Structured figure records

▬▬▬▬▬▬▬▬▬▬

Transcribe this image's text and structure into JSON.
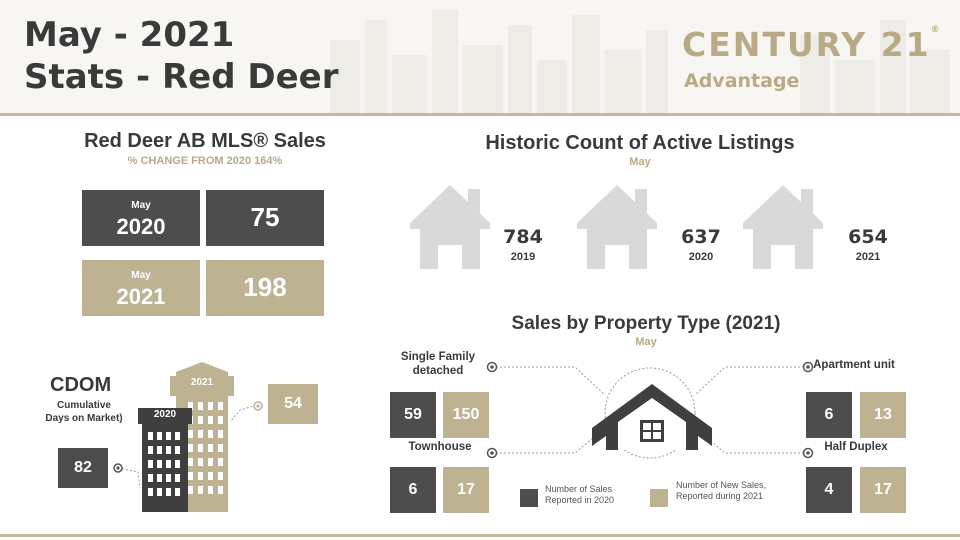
{
  "header": {
    "title_line1": "May - 2021",
    "title_line2": "Stats - Red Deer",
    "logo_main": "CENTURY 21",
    "logo_mark": "®",
    "logo_sub": "Advantage"
  },
  "sales": {
    "title": "Red Deer AB MLS® Sales",
    "subtitle": "% CHANGE FROM 2020 164%",
    "rows": [
      {
        "month": "May",
        "year": "2020",
        "value": "75"
      },
      {
        "month": "May",
        "year": "2021",
        "value": "198"
      }
    ]
  },
  "historic": {
    "title": "Historic Count of Active Listings",
    "subtitle": "May",
    "items": [
      {
        "value": "784",
        "year": "2019"
      },
      {
        "value": "637",
        "year": "2020"
      },
      {
        "value": "654",
        "year": "2021"
      }
    ]
  },
  "cdom": {
    "title": "CDOM",
    "subtitle": "Cumulative Days on Market)",
    "label_2020": "2020",
    "label_2021": "2021",
    "value_2020": "82",
    "value_2021": "54"
  },
  "property": {
    "title": "Sales by Property Type (2021)",
    "subtitle": "May",
    "types": [
      {
        "label": "Single Family detached",
        "sales_2020": "59",
        "sales_2021": "150"
      },
      {
        "label": "Townhouse",
        "sales_2020": "6",
        "sales_2021": "17"
      },
      {
        "label": "Apartment unit",
        "sales_2020": "6",
        "sales_2021": "13"
      },
      {
        "label": "Half Duplex",
        "sales_2020": "4",
        "sales_2021": "17"
      }
    ],
    "legend": {
      "dark": "Number of Sales Reported in 2020",
      "gold": "Number of New Sales, Reported during 2021"
    }
  },
  "colors": {
    "dark": "#4d4d4d",
    "gold": "#bdb292",
    "house_grey": "#d9d9d9"
  }
}
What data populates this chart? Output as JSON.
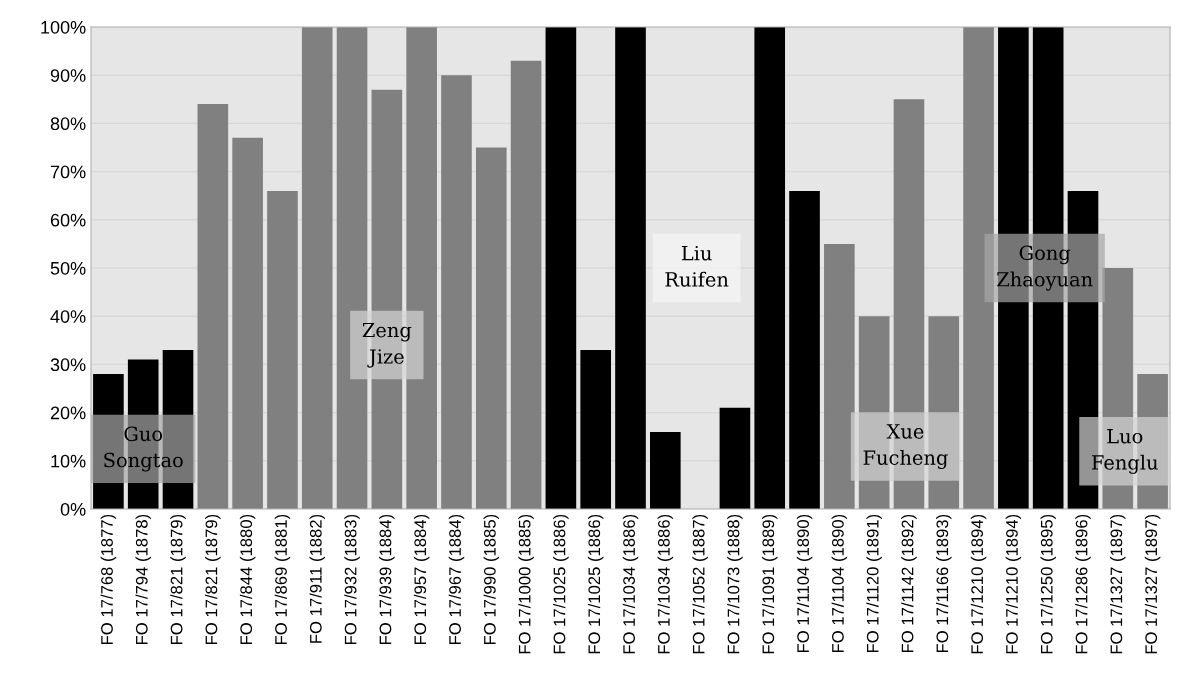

▬▬▬▬▬▬▬▬▬▬

Take each line of the material that contains the word "subtitle" and list it.

    "subtitle": "% CHANGE FROM 2020 164%",
    "subtitle": "May",
    "subtitle": "Cumulative Days on Market)",
    "subtitle": "May",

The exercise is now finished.